REQUIREMENTS> Leave out the pictures and copy everything else in the entries exactly.

PROVIDED DATA>
━━━━━━━━━━

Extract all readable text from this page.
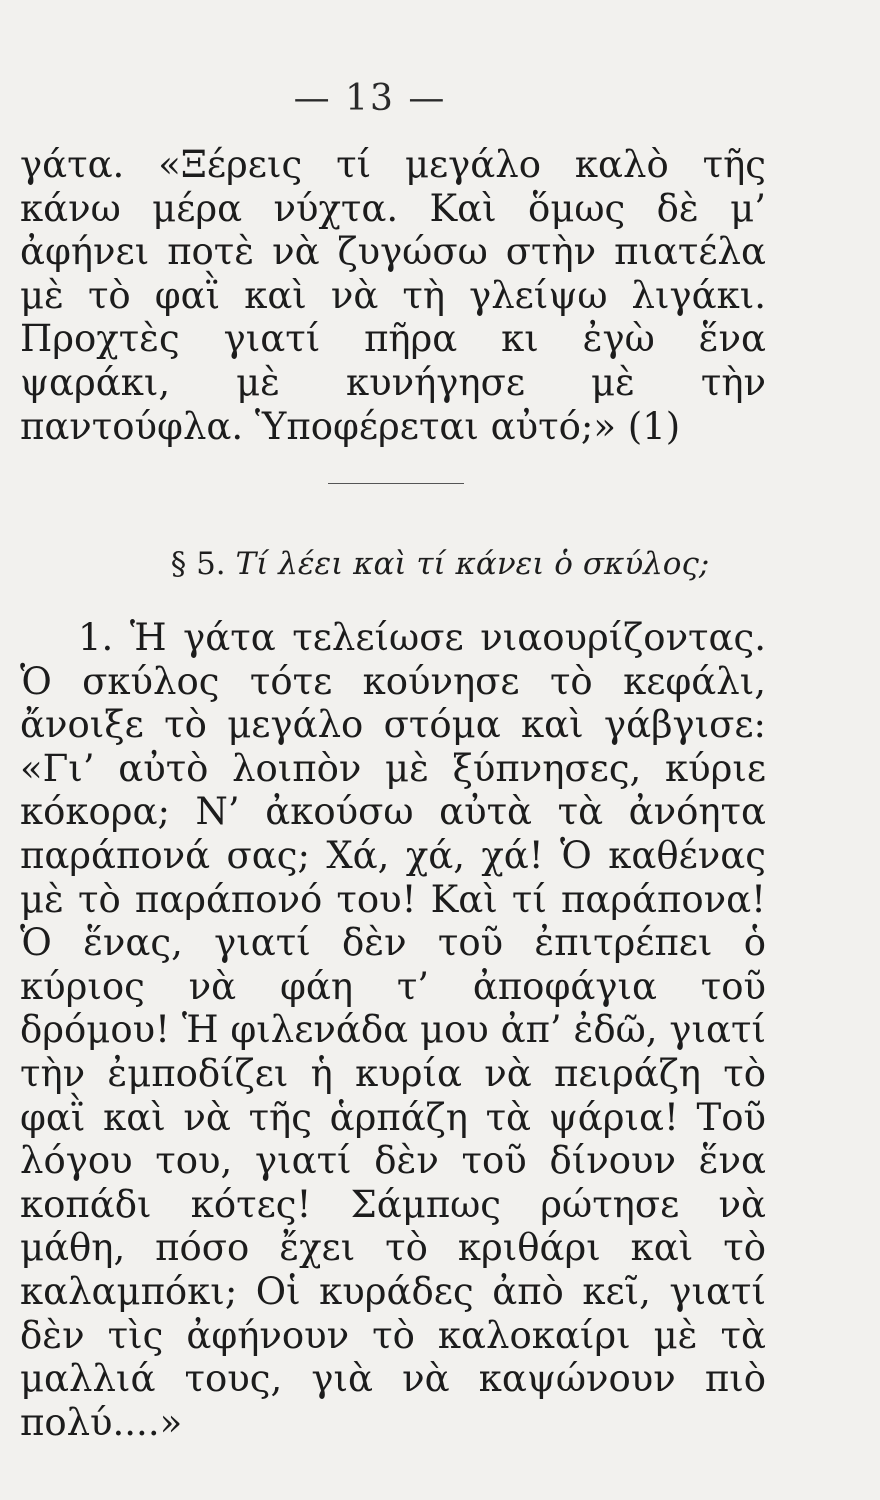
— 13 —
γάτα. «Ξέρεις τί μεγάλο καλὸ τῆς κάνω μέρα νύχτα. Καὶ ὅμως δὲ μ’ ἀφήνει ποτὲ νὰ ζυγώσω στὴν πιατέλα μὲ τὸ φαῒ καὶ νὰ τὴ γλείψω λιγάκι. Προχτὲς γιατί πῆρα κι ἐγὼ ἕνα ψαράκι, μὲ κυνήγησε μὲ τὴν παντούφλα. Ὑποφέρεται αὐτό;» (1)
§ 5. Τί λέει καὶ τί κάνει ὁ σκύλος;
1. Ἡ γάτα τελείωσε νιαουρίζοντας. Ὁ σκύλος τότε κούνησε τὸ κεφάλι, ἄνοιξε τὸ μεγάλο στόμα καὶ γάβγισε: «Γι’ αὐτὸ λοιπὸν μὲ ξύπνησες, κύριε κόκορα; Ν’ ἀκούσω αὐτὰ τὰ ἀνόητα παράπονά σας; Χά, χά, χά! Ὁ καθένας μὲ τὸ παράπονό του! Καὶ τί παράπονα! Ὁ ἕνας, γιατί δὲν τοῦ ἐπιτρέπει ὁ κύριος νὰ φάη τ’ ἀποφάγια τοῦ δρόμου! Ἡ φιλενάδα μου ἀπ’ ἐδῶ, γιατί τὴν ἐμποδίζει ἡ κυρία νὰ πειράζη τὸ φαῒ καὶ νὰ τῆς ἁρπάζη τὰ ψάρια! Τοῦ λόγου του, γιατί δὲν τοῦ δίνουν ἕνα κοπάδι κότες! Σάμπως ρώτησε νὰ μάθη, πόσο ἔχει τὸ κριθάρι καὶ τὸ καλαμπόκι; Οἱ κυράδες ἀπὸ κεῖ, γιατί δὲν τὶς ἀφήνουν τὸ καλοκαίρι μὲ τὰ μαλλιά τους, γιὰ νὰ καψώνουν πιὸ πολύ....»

━━━━━━━━━━

RESPONSE>
Extract all readable text from this page.
— 13 —
γάτα. «Ξέρεις τί μεγάλο καλὸ τῆς κάνω μέρα νύχτα. Καὶ ὅμως δὲ μ’ ἀφήνει ποτὲ νὰ ζυγώσω στὴν πιατέλα μὲ τὸ φαῒ καὶ νὰ τὴ γλείψω λιγάκι. Προχτὲς γιατί πῆρα κι ἐγὼ ἕνα ψαράκι, μὲ κυνήγησε μὲ τὴν παντούφλα. Ὑποφέρεται αὐτό;» (1)
§ 5. Τί λέει καὶ τί κάνει ὁ σκύλος;
1. Ἡ γάτα τελείωσε νιαουρίζοντας. Ὁ σκύλος τότε κούνησε τὸ κεφάλι, ἄνοιξε τὸ μεγάλο στόμα καὶ γάβγισε: «Γι’ αὐτὸ λοιπὸν μὲ ξύπνησες, κύριε κόκορα; Ν’ ἀκούσω αὐτὰ τὰ ἀνόητα παράπονά σας; Χά, χά, χά! Ὁ καθένας μὲ τὸ παράπονό του! Καὶ τί παράπονα! Ὁ ἕνας, γιατί δὲν τοῦ ἐπιτρέπει ὁ κύριος νὰ φάη τ’ ἀποφάγια τοῦ δρόμου! Ἡ φιλενάδα μου ἀπ’ ἐδῶ, γιατί τὴν ἐμποδίζει ἡ κυρία νὰ πειράζη τὸ φαῒ καὶ νὰ τῆς ἁρπάζη τὰ ψάρια! Τοῦ λόγου του, γιατί δὲν τοῦ δίνουν ἕνα κοπάδι κότες! Σάμπως ρώτησε νὰ μάθη, πόσο ἔχει τὸ κριθάρι καὶ τὸ καλαμπόκι; Οἱ κυράδες ἀπὸ κεῖ, γιατί δὲν τὶς ἀφήνουν τὸ καλοκαίρι μὲ τὰ μαλλιά τους, γιὰ νὰ καψώνουν πιὸ πολύ....»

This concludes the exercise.